**GOAL:**
Find and copy lines holding "pour".

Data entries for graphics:
┌──

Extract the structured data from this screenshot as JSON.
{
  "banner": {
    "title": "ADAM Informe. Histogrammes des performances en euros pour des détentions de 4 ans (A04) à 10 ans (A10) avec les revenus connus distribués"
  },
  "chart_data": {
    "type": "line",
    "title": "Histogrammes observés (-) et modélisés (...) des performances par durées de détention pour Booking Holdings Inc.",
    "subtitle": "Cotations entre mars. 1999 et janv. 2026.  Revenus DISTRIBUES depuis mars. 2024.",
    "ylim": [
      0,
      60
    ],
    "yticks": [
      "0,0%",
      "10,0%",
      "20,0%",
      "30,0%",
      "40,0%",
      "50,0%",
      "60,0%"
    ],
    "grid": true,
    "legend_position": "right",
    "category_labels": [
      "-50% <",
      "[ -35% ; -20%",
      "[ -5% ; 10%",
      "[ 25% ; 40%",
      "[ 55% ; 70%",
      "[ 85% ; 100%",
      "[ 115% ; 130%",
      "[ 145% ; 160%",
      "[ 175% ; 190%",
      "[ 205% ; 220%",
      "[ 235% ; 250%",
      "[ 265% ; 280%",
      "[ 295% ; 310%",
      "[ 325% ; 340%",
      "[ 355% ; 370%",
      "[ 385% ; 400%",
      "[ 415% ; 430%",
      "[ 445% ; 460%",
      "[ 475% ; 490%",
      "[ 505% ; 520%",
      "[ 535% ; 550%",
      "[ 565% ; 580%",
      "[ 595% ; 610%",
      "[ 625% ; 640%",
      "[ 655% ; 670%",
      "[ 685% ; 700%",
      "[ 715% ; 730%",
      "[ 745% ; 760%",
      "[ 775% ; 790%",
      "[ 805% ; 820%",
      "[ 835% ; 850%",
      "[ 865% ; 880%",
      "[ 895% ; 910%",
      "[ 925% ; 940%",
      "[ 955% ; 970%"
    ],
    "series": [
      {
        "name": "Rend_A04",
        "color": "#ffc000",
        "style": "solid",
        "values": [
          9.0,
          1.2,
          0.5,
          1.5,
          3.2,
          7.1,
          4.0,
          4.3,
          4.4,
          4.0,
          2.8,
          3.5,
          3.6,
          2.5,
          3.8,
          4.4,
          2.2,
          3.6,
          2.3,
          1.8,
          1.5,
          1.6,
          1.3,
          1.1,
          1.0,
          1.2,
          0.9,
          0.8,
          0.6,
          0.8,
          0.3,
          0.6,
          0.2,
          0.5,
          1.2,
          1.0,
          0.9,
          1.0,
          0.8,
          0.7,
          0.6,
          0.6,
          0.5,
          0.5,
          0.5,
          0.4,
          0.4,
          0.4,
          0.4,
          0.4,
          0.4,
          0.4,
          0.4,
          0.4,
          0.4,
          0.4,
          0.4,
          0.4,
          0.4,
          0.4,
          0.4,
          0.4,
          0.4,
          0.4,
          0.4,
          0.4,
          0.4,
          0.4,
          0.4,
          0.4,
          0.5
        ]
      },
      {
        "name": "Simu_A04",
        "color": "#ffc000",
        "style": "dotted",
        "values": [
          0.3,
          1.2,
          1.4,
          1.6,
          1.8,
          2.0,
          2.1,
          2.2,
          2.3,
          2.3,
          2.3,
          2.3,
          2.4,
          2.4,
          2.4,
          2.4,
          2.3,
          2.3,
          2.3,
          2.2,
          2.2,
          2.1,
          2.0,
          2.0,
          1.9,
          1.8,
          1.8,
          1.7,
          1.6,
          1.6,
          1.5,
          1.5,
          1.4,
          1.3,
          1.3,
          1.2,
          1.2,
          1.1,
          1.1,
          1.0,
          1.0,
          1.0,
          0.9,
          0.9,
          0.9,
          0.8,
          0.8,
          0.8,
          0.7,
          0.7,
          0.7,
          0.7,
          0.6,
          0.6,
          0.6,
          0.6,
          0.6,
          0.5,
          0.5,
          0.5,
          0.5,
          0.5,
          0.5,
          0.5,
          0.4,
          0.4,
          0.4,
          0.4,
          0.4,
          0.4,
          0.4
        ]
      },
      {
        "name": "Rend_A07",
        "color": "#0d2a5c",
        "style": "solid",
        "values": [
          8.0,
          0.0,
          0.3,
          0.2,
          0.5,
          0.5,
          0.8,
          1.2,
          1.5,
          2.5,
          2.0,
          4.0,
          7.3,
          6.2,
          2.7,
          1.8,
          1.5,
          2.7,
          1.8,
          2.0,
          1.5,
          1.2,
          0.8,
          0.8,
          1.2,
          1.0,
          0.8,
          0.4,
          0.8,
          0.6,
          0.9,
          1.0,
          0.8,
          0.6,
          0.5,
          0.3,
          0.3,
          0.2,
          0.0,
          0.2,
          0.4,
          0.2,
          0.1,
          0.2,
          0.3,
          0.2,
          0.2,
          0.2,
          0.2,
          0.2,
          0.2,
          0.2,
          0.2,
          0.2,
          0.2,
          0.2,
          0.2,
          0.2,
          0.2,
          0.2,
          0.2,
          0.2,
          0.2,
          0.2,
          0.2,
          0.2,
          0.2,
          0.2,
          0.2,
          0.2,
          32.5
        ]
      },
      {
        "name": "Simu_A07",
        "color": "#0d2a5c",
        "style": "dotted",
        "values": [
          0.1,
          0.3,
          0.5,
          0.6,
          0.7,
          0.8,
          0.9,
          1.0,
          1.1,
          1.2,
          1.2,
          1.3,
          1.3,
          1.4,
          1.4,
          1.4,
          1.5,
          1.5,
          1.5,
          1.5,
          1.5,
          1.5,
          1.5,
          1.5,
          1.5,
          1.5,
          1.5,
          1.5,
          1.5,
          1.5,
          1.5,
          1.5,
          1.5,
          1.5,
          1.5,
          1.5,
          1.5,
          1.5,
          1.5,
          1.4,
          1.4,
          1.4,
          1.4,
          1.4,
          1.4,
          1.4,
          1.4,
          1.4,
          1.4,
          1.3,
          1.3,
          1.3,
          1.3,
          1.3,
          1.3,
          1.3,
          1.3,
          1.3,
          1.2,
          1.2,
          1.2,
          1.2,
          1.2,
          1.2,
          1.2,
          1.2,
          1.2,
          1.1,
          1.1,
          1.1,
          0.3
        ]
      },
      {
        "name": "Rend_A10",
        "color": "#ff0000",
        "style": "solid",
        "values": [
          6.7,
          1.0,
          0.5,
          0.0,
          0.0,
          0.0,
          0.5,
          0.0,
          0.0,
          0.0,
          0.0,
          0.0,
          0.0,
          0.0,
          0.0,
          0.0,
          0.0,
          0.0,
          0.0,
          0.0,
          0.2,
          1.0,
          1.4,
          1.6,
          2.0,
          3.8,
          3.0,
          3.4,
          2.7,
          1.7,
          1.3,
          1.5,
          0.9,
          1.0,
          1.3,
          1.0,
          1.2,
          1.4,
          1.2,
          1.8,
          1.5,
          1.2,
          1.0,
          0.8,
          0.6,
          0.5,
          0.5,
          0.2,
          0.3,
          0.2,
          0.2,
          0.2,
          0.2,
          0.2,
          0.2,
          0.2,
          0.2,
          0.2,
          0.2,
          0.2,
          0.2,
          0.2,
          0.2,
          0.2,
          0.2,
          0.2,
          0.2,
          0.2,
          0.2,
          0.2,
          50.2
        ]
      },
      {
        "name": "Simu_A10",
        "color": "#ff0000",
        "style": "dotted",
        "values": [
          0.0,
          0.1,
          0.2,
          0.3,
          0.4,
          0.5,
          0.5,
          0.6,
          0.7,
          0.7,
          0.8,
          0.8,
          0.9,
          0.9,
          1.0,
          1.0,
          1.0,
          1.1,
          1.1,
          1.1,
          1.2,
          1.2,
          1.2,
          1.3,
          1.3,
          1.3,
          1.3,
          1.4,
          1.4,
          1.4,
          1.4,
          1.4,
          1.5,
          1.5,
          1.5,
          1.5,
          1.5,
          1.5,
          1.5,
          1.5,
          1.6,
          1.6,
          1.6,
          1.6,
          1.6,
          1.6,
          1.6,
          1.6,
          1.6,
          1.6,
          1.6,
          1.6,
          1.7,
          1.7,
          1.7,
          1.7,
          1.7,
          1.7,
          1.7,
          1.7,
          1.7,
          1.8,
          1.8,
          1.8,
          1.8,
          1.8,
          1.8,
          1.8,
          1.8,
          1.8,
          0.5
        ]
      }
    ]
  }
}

└──

**SOLUTION FOR THIS EXERCISE:**
    "title": "ADAM Informe. Histogrammes des performances en euros pour des détentions de 4 ans (A04) à 10 ans (A10) avec les revenus connus distribués"
    "title": "Histogrammes observés (-) et modélisés (...) des performances par durées de détention pour Booking Holdings Inc.",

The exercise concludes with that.